**Task prompt**
In this exercise, reproduce all the entries that follow exactly.

>>>>>

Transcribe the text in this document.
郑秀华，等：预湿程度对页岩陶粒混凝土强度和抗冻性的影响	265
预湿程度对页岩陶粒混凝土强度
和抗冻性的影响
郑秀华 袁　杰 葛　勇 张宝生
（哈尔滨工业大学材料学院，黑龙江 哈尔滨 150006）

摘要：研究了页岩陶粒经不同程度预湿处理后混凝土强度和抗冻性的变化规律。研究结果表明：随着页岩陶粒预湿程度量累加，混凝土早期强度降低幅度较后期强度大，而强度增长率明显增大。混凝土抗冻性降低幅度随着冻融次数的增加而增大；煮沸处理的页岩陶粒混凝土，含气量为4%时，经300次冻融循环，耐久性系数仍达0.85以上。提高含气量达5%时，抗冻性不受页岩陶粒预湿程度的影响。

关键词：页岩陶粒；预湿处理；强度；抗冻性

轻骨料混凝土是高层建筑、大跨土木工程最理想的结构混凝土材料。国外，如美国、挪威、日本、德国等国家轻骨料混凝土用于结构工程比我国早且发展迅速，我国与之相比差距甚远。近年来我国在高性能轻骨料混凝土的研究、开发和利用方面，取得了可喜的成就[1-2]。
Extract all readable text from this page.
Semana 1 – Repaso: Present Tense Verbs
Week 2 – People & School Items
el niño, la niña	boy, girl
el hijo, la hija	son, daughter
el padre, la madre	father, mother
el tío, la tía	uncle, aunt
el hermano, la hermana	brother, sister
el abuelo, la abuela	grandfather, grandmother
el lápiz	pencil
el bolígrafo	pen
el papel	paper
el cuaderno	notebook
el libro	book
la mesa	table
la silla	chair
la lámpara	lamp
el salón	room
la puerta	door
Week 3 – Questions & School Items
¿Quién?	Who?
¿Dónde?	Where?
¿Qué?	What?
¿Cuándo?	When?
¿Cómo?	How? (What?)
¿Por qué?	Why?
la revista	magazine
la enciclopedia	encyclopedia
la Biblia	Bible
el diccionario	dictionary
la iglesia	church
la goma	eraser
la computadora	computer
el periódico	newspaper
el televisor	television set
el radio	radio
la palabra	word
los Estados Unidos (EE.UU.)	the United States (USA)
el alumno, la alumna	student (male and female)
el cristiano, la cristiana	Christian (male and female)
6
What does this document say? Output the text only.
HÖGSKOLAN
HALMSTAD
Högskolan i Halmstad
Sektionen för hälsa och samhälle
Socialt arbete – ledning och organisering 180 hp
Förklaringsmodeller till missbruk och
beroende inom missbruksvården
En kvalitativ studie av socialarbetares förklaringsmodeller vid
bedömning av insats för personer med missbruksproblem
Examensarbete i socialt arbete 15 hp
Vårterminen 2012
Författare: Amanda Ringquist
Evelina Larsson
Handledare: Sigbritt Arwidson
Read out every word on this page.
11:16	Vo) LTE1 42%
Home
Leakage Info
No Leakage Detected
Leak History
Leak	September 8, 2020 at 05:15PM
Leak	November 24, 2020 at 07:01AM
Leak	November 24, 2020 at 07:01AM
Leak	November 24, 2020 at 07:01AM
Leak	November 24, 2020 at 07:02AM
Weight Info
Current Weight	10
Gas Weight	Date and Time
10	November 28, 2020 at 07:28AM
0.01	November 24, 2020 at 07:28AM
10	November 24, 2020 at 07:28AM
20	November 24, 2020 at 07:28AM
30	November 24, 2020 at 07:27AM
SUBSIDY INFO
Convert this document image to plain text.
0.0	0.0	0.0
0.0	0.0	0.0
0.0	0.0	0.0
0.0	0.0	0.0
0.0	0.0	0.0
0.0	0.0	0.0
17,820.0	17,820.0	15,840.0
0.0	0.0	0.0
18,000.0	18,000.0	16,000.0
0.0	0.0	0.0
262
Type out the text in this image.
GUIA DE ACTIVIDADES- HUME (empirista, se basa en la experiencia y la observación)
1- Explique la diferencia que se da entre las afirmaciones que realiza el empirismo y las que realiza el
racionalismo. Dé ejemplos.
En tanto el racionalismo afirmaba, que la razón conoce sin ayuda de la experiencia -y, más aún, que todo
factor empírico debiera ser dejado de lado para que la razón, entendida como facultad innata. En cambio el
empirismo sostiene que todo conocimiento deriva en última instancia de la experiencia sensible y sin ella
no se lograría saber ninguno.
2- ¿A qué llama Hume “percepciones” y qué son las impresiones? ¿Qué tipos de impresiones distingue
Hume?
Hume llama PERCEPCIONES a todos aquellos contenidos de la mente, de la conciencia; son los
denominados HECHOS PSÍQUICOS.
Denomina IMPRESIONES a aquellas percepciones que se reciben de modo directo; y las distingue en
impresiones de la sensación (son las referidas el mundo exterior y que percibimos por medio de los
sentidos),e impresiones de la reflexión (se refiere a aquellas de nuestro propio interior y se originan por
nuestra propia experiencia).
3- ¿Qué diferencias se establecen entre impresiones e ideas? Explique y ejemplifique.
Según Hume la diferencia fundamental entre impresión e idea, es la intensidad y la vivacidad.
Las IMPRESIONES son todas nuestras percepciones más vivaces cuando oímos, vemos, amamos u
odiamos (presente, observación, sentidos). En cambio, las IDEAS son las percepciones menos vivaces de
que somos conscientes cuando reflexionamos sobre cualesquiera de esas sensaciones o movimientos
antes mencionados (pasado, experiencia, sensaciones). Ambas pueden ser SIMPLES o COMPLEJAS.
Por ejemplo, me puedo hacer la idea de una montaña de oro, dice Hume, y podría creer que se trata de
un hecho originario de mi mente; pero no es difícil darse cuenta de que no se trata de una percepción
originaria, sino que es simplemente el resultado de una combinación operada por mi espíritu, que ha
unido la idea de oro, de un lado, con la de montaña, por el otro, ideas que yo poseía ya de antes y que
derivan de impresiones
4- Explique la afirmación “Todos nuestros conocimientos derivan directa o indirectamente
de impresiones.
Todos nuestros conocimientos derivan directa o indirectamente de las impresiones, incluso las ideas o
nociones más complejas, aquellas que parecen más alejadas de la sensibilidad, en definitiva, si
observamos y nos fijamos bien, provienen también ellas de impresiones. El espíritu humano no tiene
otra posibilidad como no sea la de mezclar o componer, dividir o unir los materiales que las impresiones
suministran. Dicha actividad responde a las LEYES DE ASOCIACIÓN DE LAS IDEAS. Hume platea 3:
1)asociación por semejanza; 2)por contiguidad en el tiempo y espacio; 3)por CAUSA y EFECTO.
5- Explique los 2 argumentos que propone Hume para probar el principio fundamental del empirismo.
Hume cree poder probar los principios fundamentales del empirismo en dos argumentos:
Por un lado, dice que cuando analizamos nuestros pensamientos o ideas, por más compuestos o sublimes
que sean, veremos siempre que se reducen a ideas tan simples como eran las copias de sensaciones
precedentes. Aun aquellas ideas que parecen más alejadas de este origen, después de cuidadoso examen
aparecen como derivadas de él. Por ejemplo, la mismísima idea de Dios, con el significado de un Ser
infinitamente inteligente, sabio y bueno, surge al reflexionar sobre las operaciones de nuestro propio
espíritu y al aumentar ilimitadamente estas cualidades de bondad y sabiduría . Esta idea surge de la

<<<<<

**Solution to this problem**
Transcribe the text in this document.
郑秀华，等：预湿程度对页岩陶粒混凝土强度和抗冻性的影响	265
预湿程度对页岩陶粒混凝土强度
和抗冻性的影响
郑秀华 袁　杰 葛　勇 张宝生
（哈尔滨工业大学材料学院，黑龙江 哈尔滨 150006）

摘要：研究了页岩陶粒经不同程度预湿处理后混凝土强度和抗冻性的变化规律。研究结果表明：随着页岩陶粒预湿程度量累加，混凝土早期强度降低幅度较后期强度大，而强度增长率明显增大。混凝土抗冻性降低幅度随着冻融次数的增加而增大；煮沸处理的页岩陶粒混凝土，含气量为4%时，经300次冻融循环，耐久性系数仍达0.85以上。提高含气量达5%时，抗冻性不受页岩陶粒预湿程度的影响。

关键词：页岩陶粒；预湿处理；强度；抗冻性

轻骨料混凝土是高层建筑、大跨土木工程最理想的结构混凝土材料。国外，如美国、挪威、日本、德国等国家轻骨料混凝土用于结构工程比我国早且发展迅速，我国与之相比差距甚远。近年来我国在高性能轻骨料混凝土的研究、开发和利用方面，取得了可喜的成就[1-2]。
Extract all readable text from this page.
Semana 1 – Repaso: Present Tense Verbs
Week 2 – People & School Items
el niño, la niña	boy, girl
el hijo, la hija	son, daughter
el padre, la madre	father, mother
el tío, la tía	uncle, aunt
el hermano, la hermana	brother, sister
el abuelo, la abuela	grandfather, grandmother
el lápiz	pencil
el bolígrafo	pen
el papel	paper
el cuaderno	notebook
el libro	book
la mesa	table
la silla	chair
la lámpara	lamp
el salón	room
la puerta	door
Week 3 – Questions & School Items
¿Quién?	Who?
¿Dónde?	Where?
¿Qué?	What?
¿Cuándo?	When?
¿Cómo?	How? (What?)
¿Por qué?	Why?
la revista	magazine
la enciclopedia	encyclopedia
la Biblia	Bible
el diccionario	dictionary
la iglesia	church
la goma	eraser
la computadora	computer
el periódico	newspaper
el televisor	television set
el radio	radio
la palabra	word
los Estados Unidos (EE.UU.)	the United States (USA)
el alumno, la alumna	student (male and female)
el cristiano, la cristiana	Christian (male and female)
6
What does this document say? Output the text only.
HÖGSKOLAN
HALMSTAD
Högskolan i Halmstad
Sektionen för hälsa och samhälle
Socialt arbete – ledning och organisering 180 hp
Förklaringsmodeller till missbruk och
beroende inom missbruksvården
En kvalitativ studie av socialarbetares förklaringsmodeller vid
bedömning av insats för personer med missbruksproblem
Examensarbete i socialt arbete 15 hp
Vårterminen 2012
Författare: Amanda Ringquist
Evelina Larsson
Handledare: Sigbritt Arwidson
Read out every word on this page.
11:16	Vo) LTE1 42%
Home
Leakage Info
No Leakage Detected
Leak History
Leak	September 8, 2020 at 05:15PM
Leak	November 24, 2020 at 07:01AM
Leak	November 24, 2020 at 07:01AM
Leak	November 24, 2020 at 07:01AM
Leak	November 24, 2020 at 07:02AM
Weight Info
Current Weight	10
Gas Weight	Date and Time
10	November 28, 2020 at 07:28AM
0.01	November 24, 2020 at 07:28AM
10	November 24, 2020 at 07:28AM
20	November 24, 2020 at 07:28AM
30	November 24, 2020 at 07:27AM
SUBSIDY INFO
Convert this document image to plain text.
0.0	0.0	0.0
0.0	0.0	0.0
0.0	0.0	0.0
0.0	0.0	0.0
0.0	0.0	0.0
0.0	0.0	0.0
17,820.0	17,820.0	15,840.0
0.0	0.0	0.0
18,000.0	18,000.0	16,000.0
0.0	0.0	0.0
262
Type out the text in this image.
GUIA DE ACTIVIDADES- HUME (empirista, se basa en la experiencia y la observación)
1- Explique la diferencia que se da entre las afirmaciones que realiza el empirismo y las que realiza el
racionalismo. Dé ejemplos.
En tanto el racionalismo afirmaba, que la razón conoce sin ayuda de la experiencia -y, más aún, que todo
factor empírico debiera ser dejado de lado para que la razón, entendida como facultad innata. En cambio el
empirismo sostiene que todo conocimiento deriva en última instancia de la experiencia sensible y sin ella
no se lograría saber ninguno.
2- ¿A qué llama Hume “percepciones” y qué son las impresiones? ¿Qué tipos de impresiones distingue
Hume?
Hume llama PERCEPCIONES a todos aquellos contenidos de la mente, de la conciencia; son los
denominados HECHOS PSÍQUICOS.
Denomina IMPRESIONES a aquellas percepciones que se reciben de modo directo; y las distingue en
impresiones de la sensación (son las referidas el mundo exterior y que percibimos por medio de los
sentidos),e impresiones de la reflexión (se refiere a aquellas de nuestro propio interior y se originan por
nuestra propia experiencia).
3- ¿Qué diferencias se establecen entre impresiones e ideas? Explique y ejemplifique.
Según Hume la diferencia fundamental entre impresión e idea, es la intensidad y la vivacidad.
Las IMPRESIONES son todas nuestras percepciones más vivaces cuando oímos, vemos, amamos u
odiamos (presente, observación, sentidos). En cambio, las IDEAS son las percepciones menos vivaces de
que somos conscientes cuando reflexionamos sobre cualesquiera de esas sensaciones o movimientos
antes mencionados (pasado, experiencia, sensaciones). Ambas pueden ser SIMPLES o COMPLEJAS.
Por ejemplo, me puedo hacer la idea de una montaña de oro, dice Hume, y podría creer que se trata de
un hecho originario de mi mente; pero no es difícil darse cuenta de que no se trata de una percepción
originaria, sino que es simplemente el resultado de una combinación operada por mi espíritu, que ha
unido la idea de oro, de un lado, con la de montaña, por el otro, ideas que yo poseía ya de antes y que
derivan de impresiones
4- Explique la afirmación “Todos nuestros conocimientos derivan directa o indirectamente
de impresiones.
Todos nuestros conocimientos derivan directa o indirectamente de las impresiones, incluso las ideas o
nociones más complejas, aquellas que parecen más alejadas de la sensibilidad, en definitiva, si
observamos y nos fijamos bien, provienen también ellas de impresiones. El espíritu humano no tiene
otra posibilidad como no sea la de mezclar o componer, dividir o unir los materiales que las impresiones
suministran. Dicha actividad responde a las LEYES DE ASOCIACIÓN DE LAS IDEAS. Hume platea 3:
1)asociación por semejanza; 2)por contiguidad en el tiempo y espacio; 3)por CAUSA y EFECTO.
5- Explique los 2 argumentos que propone Hume para probar el principio fundamental del empirismo.
Hume cree poder probar los principios fundamentales del empirismo en dos argumentos:
Por un lado, dice que cuando analizamos nuestros pensamientos o ideas, por más compuestos o sublimes
que sean, veremos siempre que se reducen a ideas tan simples como eran las copias de sensaciones
precedentes. Aun aquellas ideas que parecen más alejadas de este origen, después de cuidadoso examen
aparecen como derivadas de él. Por ejemplo, la mismísima idea de Dios, con el significado de un Ser
infinitamente inteligente, sabio y bueno, surge al reflexionar sobre las operaciones de nuestro propio
espíritu y al aumentar ilimitadamente estas cualidades de bondad y sabiduría . Esta idea surge de la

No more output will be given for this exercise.